- Extracted information -

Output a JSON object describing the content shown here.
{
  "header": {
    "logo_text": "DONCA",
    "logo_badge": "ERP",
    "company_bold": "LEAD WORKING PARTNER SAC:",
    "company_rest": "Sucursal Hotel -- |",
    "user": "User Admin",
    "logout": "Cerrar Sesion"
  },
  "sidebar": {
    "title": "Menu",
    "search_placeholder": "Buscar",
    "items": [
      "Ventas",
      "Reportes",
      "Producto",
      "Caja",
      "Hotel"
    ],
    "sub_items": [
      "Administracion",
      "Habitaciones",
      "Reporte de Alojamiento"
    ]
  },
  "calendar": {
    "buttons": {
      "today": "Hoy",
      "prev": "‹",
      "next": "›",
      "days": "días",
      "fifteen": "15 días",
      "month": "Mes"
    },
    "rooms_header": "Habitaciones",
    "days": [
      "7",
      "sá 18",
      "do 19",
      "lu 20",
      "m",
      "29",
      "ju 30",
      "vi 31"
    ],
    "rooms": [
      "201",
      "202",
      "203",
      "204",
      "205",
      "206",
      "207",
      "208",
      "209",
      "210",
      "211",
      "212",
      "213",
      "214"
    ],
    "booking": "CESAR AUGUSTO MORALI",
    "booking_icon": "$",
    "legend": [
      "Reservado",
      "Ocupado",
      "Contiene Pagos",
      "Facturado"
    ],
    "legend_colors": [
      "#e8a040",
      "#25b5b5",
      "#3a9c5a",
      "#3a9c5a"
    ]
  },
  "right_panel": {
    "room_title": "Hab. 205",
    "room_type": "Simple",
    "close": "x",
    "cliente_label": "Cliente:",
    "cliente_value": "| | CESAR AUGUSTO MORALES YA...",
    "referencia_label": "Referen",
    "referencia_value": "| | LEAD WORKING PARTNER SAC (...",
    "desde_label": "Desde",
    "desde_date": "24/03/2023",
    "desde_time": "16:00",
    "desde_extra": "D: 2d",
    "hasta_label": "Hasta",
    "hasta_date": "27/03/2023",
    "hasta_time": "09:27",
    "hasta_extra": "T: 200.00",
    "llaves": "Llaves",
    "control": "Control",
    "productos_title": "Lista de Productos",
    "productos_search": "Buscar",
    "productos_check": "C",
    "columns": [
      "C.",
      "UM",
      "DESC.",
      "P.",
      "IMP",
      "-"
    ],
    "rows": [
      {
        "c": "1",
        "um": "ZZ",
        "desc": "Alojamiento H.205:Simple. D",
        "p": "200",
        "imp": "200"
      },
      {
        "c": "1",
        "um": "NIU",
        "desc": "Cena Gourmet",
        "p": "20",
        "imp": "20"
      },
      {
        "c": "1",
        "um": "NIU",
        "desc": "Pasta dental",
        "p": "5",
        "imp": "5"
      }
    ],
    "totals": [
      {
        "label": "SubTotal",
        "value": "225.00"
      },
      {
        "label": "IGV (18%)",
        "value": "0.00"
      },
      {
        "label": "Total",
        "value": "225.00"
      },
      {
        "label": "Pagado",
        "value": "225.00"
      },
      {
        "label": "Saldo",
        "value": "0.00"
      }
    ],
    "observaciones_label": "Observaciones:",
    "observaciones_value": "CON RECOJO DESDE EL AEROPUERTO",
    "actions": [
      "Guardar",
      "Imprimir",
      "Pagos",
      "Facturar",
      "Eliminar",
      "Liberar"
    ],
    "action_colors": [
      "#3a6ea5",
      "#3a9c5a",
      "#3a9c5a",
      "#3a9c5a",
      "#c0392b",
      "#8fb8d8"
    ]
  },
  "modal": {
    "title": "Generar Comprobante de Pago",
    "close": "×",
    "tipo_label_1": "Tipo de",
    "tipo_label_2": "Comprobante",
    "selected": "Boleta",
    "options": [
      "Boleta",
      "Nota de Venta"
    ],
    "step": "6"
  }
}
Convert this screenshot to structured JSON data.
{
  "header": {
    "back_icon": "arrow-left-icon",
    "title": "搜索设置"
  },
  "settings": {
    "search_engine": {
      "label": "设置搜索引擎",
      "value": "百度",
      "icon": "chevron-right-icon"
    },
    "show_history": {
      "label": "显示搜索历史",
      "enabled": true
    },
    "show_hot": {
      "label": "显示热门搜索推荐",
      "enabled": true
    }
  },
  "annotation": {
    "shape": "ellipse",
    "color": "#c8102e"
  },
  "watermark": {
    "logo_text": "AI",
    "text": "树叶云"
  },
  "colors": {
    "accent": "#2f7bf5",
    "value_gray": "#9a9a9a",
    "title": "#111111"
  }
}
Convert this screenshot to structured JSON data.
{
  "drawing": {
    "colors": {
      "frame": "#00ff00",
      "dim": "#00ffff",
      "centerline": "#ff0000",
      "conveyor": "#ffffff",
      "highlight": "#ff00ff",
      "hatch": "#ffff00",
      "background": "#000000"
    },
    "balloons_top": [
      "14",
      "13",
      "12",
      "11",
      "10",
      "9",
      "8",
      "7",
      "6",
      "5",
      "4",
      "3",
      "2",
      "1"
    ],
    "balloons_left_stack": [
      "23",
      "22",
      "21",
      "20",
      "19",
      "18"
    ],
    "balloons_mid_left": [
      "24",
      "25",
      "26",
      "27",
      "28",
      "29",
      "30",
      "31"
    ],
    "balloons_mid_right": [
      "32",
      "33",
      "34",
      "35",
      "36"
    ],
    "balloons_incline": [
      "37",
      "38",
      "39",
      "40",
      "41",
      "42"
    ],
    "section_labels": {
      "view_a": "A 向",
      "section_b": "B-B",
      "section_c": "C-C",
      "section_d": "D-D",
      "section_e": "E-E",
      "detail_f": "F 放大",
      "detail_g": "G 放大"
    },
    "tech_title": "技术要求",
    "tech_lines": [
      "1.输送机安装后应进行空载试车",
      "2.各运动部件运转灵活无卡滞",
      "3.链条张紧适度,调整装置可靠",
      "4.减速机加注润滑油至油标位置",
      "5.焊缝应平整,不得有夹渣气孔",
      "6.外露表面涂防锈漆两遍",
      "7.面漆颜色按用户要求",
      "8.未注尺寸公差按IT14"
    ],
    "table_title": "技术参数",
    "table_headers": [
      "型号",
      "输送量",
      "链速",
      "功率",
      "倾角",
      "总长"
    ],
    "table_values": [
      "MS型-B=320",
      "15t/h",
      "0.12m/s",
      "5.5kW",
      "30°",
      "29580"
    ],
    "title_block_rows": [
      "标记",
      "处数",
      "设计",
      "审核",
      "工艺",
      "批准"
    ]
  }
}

- Written problem -
Retype the records that precede this task, keeping them exactly the same.

- Reply -
Output a JSON object describing the content shown here.
{
  "header": {
    "logo_text": "DONCA",
    "logo_badge": "ERP",
    "company_bold": "LEAD WORKING PARTNER SAC:",
    "company_rest": "Sucursal Hotel -- |",
    "user": "User Admin",
    "logout": "Cerrar Sesion"
  },
  "sidebar": {
    "title": "Menu",
    "search_placeholder": "Buscar",
    "items": [
      "Ventas",
      "Reportes",
      "Producto",
      "Caja",
      "Hotel"
    ],
    "sub_items": [
      "Administracion",
      "Habitaciones",
      "Reporte de Alojamiento"
    ]
  },
  "calendar": {
    "buttons": {
      "today": "Hoy",
      "prev": "‹",
      "next": "›",
      "days": "días",
      "fifteen": "15 días",
      "month": "Mes"
    },
    "rooms_header": "Habitaciones",
    "days": [
      "7",
      "sá 18",
      "do 19",
      "lu 20",
      "m",
      "29",
      "ju 30",
      "vi 31"
    ],
    "rooms": [
      "201",
      "202",
      "203",
      "204",
      "205",
      "206",
      "207",
      "208",
      "209",
      "210",
      "211",
      "212",
      "213",
      "214"
    ],
    "booking": "CESAR AUGUSTO MORALI",
    "booking_icon": "$",
    "legend": [
      "Reservado",
      "Ocupado",
      "Contiene Pagos",
      "Facturado"
    ],
    "legend_colors": [
      "#e8a040",
      "#25b5b5",
      "#3a9c5a",
      "#3a9c5a"
    ]
  },
  "right_panel": {
    "room_title": "Hab. 205",
    "room_type": "Simple",
    "close": "x",
    "cliente_label": "Cliente:",
    "cliente_value": "| | CESAR AUGUSTO MORALES YA...",
    "referencia_label": "Referen",
    "referencia_value": "| | LEAD WORKING PARTNER SAC (...",
    "desde_label": "Desde",
    "desde_date": "24/03/2023",
    "desde_time": "16:00",
    "desde_extra": "D: 2d",
    "hasta_label": "Hasta",
    "hasta_date": "27/03/2023",
    "hasta_time": "09:27",
    "hasta_extra": "T: 200.00",
    "llaves": "Llaves",
    "control": "Control",
    "productos_title": "Lista de Productos",
    "productos_search": "Buscar",
    "productos_check": "C",
    "columns": [
      "C.",
      "UM",
      "DESC.",
      "P.",
      "IMP",
      "-"
    ],
    "rows": [
      {
        "c": "1",
        "um": "ZZ",
        "desc": "Alojamiento H.205:Simple. D",
        "p": "200",
        "imp": "200"
      },
      {
        "c": "1",
        "um": "NIU",
        "desc": "Cena Gourmet",
        "p": "20",
        "imp": "20"
      },
      {
        "c": "1",
        "um": "NIU",
        "desc": "Pasta dental",
        "p": "5",
        "imp": "5"
      }
    ],
    "totals": [
      {
        "label": "SubTotal",
        "value": "225.00"
      },
      {
        "label": "IGV (18%)",
        "value": "0.00"
      },
      {
        "label": "Total",
        "value": "225.00"
      },
      {
        "label": "Pagado",
        "value": "225.00"
      },
      {
        "label": "Saldo",
        "value": "0.00"
      }
    ],
    "observaciones_label": "Observaciones:",
    "observaciones_value": "CON RECOJO DESDE EL AEROPUERTO",
    "actions": [
      "Guardar",
      "Imprimir",
      "Pagos",
      "Facturar",
      "Eliminar",
      "Liberar"
    ],
    "action_colors": [
      "#3a6ea5",
      "#3a9c5a",
      "#3a9c5a",
      "#3a9c5a",
      "#c0392b",
      "#8fb8d8"
    ]
  },
  "modal": {
    "title": "Generar Comprobante de Pago",
    "close": "×",
    "tipo_label_1": "Tipo de",
    "tipo_label_2": "Comprobante",
    "selected": "Boleta",
    "options": [
      "Boleta",
      "Nota de Venta"
    ],
    "step": "6"
  }
}
Convert this screenshot to structured JSON data.
{
  "header": {
    "back_icon": "arrow-left-icon",
    "title": "搜索设置"
  },
  "settings": {
    "search_engine": {
      "label": "设置搜索引擎",
      "value": "百度",
      "icon": "chevron-right-icon"
    },
    "show_history": {
      "label": "显示搜索历史",
      "enabled": true
    },
    "show_hot": {
      "label": "显示热门搜索推荐",
      "enabled": true
    }
  },
  "annotation": {
    "shape": "ellipse",
    "color": "#c8102e"
  },
  "watermark": {
    "logo_text": "AI",
    "text": "树叶云"
  },
  "colors": {
    "accent": "#2f7bf5",
    "value_gray": "#9a9a9a",
    "title": "#111111"
  }
}
Convert this screenshot to structured JSON data.
{
  "drawing": {
    "colors": {
      "frame": "#00ff00",
      "dim": "#00ffff",
      "centerline": "#ff0000",
      "conveyor": "#ffffff",
      "highlight": "#ff00ff",
      "hatch": "#ffff00",
      "background": "#000000"
    },
    "balloons_top": [
      "14",
      "13",
      "12",
      "11",
      "10",
      "9",
      "8",
      "7",
      "6",
      "5",
      "4",
      "3",
      "2",
      "1"
    ],
    "balloons_left_stack": [
      "23",
      "22",
      "21",
      "20",
      "19",
      "18"
    ],
    "balloons_mid_left": [
      "24",
      "25",
      "26",
      "27",
      "28",
      "29",
      "30",
      "31"
    ],
    "balloons_mid_right": [
      "32",
      "33",
      "34",
      "35",
      "36"
    ],
    "balloons_incline": [
      "37",
      "38",
      "39",
      "40",
      "41",
      "42"
    ],
    "section_labels": {
      "view_a": "A 向",
      "section_b": "B-B",
      "section_c": "C-C",
      "section_d": "D-D",
      "section_e": "E-E",
      "detail_f": "F 放大",
      "detail_g": "G 放大"
    },
    "tech_title": "技术要求",
    "tech_lines": [
      "1.输送机安装后应进行空载试车",
      "2.各运动部件运转灵活无卡滞",
      "3.链条张紧适度,调整装置可靠",
      "4.减速机加注润滑油至油标位置",
      "5.焊缝应平整,不得有夹渣气孔",
      "6.外露表面涂防锈漆两遍",
      "7.面漆颜色按用户要求",
      "8.未注尺寸公差按IT14"
    ],
    "table_title": "技术参数",
    "table_headers": [
      "型号",
      "输送量",
      "链速",
      "功率",
      "倾角",
      "总长"
    ],
    "table_values": [
      "MS型-B=320",
      "15t/h",
      "0.12m/s",
      "5.5kW",
      "30°",
      "29580"
    ],
    "title_block_rows": [
      "标记",
      "处数",
      "设计",
      "审核",
      "工艺",
      "批准"
    ]
  }
}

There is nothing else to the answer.